━━━ Listed entries

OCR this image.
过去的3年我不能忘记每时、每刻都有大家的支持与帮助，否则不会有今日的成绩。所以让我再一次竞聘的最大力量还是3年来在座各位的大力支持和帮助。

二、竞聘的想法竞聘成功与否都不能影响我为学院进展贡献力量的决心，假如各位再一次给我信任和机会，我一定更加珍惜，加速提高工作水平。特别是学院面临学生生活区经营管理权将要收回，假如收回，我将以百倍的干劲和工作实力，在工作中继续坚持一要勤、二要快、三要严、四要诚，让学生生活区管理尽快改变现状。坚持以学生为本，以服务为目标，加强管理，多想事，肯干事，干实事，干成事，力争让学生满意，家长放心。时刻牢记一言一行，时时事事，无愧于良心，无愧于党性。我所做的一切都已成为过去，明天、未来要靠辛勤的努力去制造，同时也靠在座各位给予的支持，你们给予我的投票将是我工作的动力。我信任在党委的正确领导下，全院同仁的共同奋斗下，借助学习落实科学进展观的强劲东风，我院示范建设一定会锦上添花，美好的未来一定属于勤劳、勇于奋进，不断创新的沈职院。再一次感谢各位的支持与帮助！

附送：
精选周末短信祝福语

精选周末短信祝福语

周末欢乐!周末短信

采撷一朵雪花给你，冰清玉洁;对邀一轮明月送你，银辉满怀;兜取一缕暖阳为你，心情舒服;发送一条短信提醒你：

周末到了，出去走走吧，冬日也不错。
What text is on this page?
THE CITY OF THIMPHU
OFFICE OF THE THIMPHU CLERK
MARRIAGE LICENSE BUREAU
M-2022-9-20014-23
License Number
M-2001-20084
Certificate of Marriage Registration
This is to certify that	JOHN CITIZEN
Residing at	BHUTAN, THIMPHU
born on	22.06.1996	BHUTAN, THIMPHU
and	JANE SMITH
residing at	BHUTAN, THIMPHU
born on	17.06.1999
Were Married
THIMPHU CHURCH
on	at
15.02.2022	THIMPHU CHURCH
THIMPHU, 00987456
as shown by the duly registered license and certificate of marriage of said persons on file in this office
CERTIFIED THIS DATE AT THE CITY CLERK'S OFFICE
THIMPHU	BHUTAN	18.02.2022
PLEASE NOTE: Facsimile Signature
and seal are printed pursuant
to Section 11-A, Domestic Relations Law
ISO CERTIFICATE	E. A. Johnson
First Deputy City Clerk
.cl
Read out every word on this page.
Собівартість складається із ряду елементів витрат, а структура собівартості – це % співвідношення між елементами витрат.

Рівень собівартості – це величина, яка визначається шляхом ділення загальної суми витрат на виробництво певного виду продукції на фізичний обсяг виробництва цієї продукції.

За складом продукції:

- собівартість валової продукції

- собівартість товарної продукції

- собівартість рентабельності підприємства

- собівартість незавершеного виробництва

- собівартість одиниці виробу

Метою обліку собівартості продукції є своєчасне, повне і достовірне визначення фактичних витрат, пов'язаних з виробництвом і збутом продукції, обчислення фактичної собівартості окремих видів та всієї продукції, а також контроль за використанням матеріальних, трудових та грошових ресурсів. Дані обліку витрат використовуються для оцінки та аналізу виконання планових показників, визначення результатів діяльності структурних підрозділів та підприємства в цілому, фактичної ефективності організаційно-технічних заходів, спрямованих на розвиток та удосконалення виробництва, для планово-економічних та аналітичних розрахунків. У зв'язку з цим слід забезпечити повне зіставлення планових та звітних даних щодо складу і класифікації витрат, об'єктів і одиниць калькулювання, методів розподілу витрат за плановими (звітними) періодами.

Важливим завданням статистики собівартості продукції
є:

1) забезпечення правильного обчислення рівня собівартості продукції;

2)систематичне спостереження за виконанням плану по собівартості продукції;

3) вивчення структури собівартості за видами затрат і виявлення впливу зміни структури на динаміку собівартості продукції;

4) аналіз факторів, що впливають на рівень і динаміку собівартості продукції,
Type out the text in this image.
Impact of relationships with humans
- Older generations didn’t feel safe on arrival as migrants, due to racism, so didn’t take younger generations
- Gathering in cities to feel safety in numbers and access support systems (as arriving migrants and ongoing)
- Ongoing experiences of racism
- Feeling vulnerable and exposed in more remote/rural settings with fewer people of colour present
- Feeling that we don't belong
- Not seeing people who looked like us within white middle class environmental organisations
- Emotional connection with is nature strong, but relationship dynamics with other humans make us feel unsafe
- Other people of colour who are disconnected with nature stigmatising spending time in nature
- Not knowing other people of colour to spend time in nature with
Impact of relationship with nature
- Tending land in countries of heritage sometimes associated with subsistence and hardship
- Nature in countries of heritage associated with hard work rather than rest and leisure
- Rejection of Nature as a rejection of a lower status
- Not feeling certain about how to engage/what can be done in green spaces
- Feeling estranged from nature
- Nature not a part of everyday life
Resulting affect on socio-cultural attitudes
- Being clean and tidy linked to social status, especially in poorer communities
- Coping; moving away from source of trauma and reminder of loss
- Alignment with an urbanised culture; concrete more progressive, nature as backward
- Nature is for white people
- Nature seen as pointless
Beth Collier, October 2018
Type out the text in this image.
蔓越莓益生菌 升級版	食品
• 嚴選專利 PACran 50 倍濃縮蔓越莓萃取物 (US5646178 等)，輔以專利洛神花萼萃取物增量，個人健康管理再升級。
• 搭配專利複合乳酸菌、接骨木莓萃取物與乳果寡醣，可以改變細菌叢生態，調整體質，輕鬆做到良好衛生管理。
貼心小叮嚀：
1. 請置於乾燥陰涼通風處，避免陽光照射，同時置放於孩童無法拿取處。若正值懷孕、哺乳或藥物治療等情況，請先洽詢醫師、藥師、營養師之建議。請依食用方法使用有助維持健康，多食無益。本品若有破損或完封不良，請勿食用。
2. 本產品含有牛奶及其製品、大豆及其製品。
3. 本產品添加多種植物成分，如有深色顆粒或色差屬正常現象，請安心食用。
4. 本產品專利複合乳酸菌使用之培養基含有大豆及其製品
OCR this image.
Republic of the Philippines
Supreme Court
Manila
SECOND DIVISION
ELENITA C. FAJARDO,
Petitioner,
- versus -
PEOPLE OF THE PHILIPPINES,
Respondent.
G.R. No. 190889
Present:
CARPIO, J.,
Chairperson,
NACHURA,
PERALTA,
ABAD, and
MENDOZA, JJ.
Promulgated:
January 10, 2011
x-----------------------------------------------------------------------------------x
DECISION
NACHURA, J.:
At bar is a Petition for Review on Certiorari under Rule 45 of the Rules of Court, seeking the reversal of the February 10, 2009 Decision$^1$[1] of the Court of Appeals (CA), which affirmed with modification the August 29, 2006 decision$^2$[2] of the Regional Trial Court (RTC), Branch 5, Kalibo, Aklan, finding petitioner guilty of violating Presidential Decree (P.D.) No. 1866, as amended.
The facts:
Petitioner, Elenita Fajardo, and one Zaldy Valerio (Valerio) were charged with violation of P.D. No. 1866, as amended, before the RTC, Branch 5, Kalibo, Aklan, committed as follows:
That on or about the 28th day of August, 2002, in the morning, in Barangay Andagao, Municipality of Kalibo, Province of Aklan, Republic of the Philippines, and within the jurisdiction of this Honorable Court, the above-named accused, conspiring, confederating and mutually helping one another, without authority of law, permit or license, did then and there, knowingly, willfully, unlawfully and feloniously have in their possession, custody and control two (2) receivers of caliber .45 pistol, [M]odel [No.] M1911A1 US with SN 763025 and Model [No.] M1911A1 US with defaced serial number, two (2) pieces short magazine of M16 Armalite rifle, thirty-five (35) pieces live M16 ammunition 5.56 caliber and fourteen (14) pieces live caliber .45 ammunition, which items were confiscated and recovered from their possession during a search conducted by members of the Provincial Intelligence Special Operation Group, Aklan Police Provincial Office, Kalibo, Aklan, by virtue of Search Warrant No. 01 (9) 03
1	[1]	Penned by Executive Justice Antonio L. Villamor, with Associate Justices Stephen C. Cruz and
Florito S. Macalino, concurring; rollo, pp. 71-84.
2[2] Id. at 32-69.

━━━━━━

> [Aim of the exercise]: Extract each line holding the string "Branch".

> [Solution for this exercise]:
At bar is a Petition for Review on Certiorari under Rule 45 of the Rules of Court, seeking the reversal of the February 10, 2009 Decision$^1$[1] of the Court of Appeals (CA), which affirmed with modification the August 29, 2006 decision$^2$[2] of the Regional Trial Court (RTC), Branch 5, Kalibo, Aklan, finding petitioner guilty of violating Presidential Decree (P.D.) No. 1866, as amended.
Petitioner, Elenita Fajardo, and one Zaldy Valerio (Valerio) were charged with violation of P.D. No. 1866, as amended, before the RTC, Branch 5, Kalibo, Aklan, committed as follows:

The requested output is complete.